● Task requirements:
Quote the records below in full, exactly as given, with the images taken out.

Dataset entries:
━━━━━━

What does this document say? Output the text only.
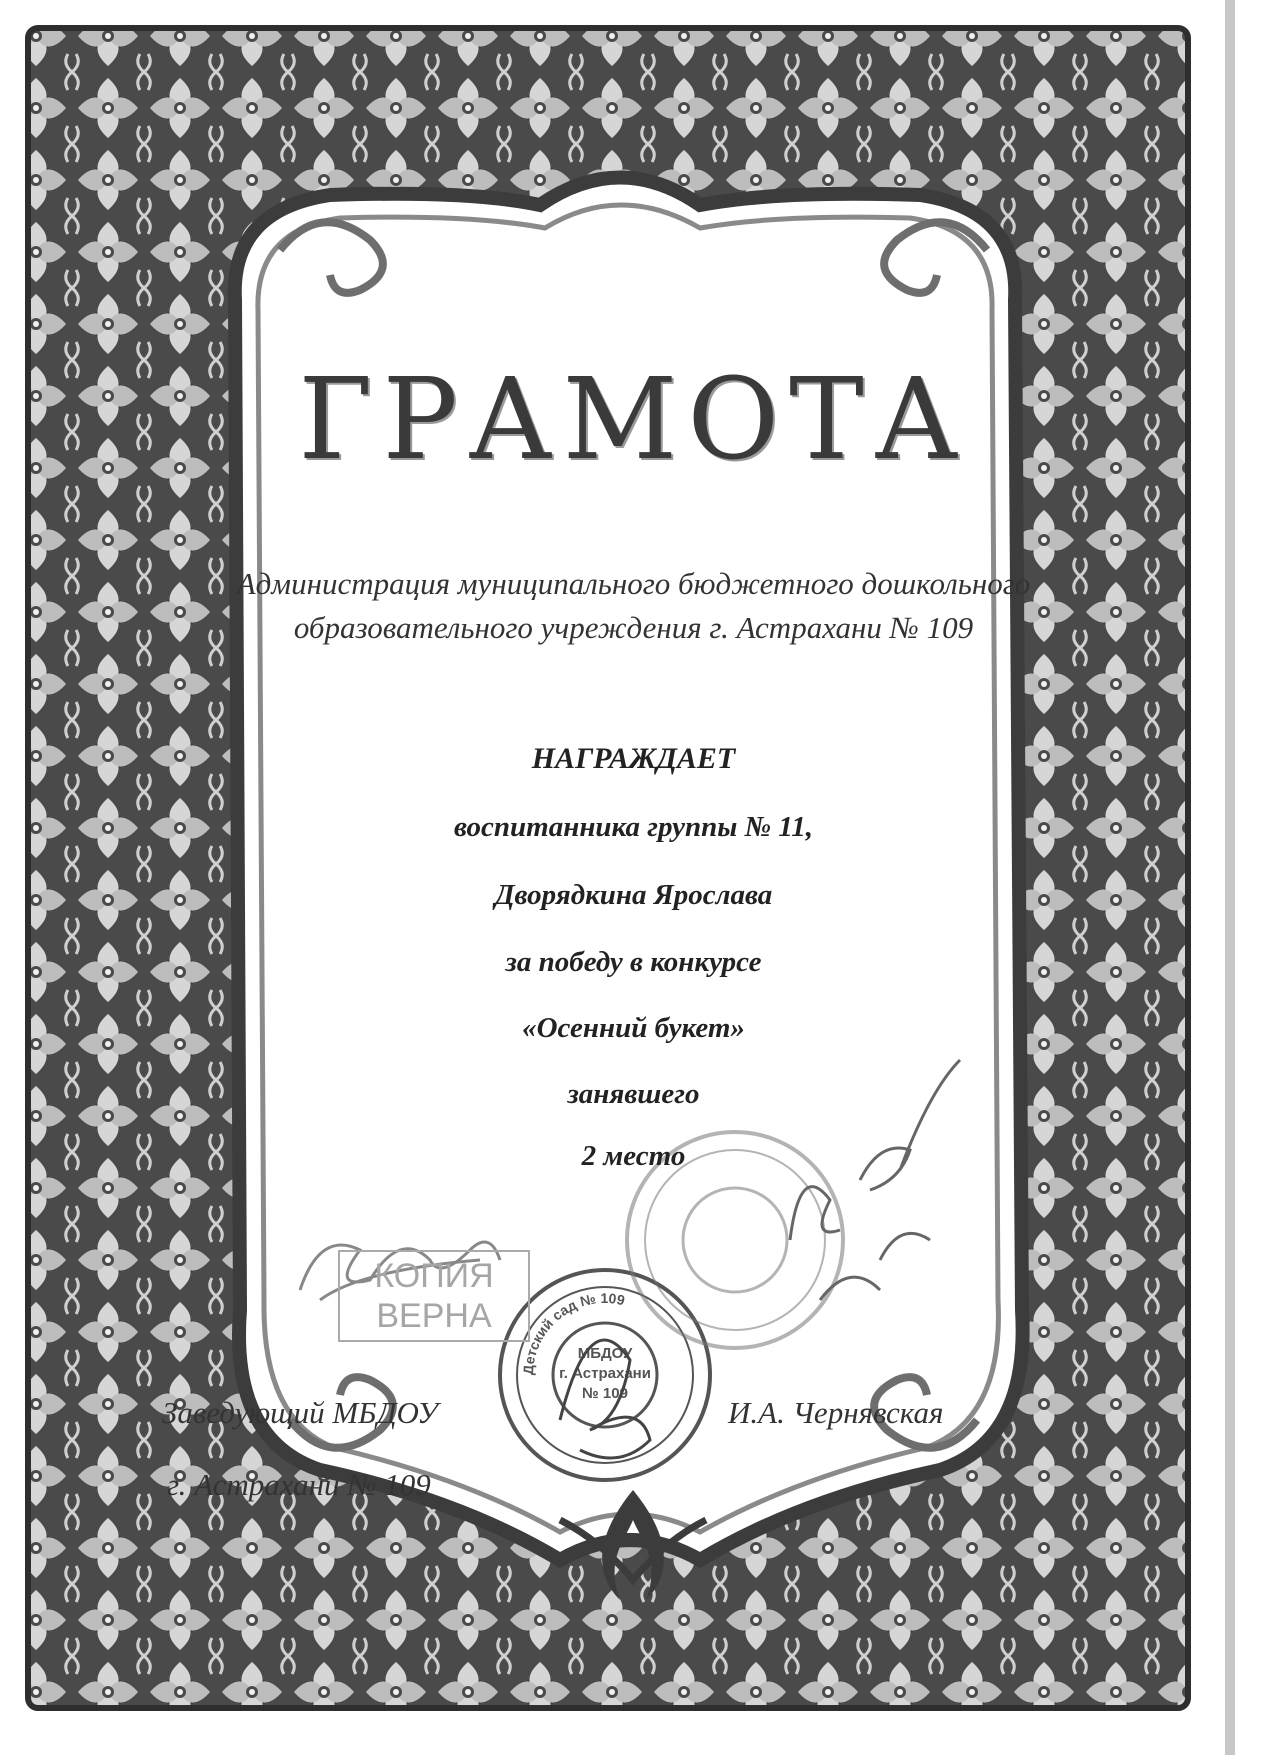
Детский сад № 109
МБДОУ
г. Астрахани
№ 109
ГРАМОТА

Администрация муниципального бюджетного дошкольного

образовательного учреждения г. Астрахани № 109

НАГРАЖДАЕТ

воспитанника группы № 11,

Дворядкина Ярослава

за победу в конкурсе

«Осенний букет»

занявшего

2 место

КОПИЯ
ВЕРНА
Заведующий МБДОУ
г. Астрахани № 109
И.А. Чернявская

━━━━━━

● Written answer:
What does this document say? Output the text only.
Детский сад № 109
МБДОУ
г. Астрахани
№ 109
ГРАМОТА

Администрация муниципального бюджетного дошкольного

образовательного учреждения г. Астрахани № 109

НАГРАЖДАЕТ

воспитанника группы № 11,

Дворядкина Ярослава

за победу в конкурсе

«Осенний букет»

занявшего

2 место

КОПИЯ
ВЕРНА
Заведующий МБДОУ
г. Астрахани № 109
И.А. Чернявская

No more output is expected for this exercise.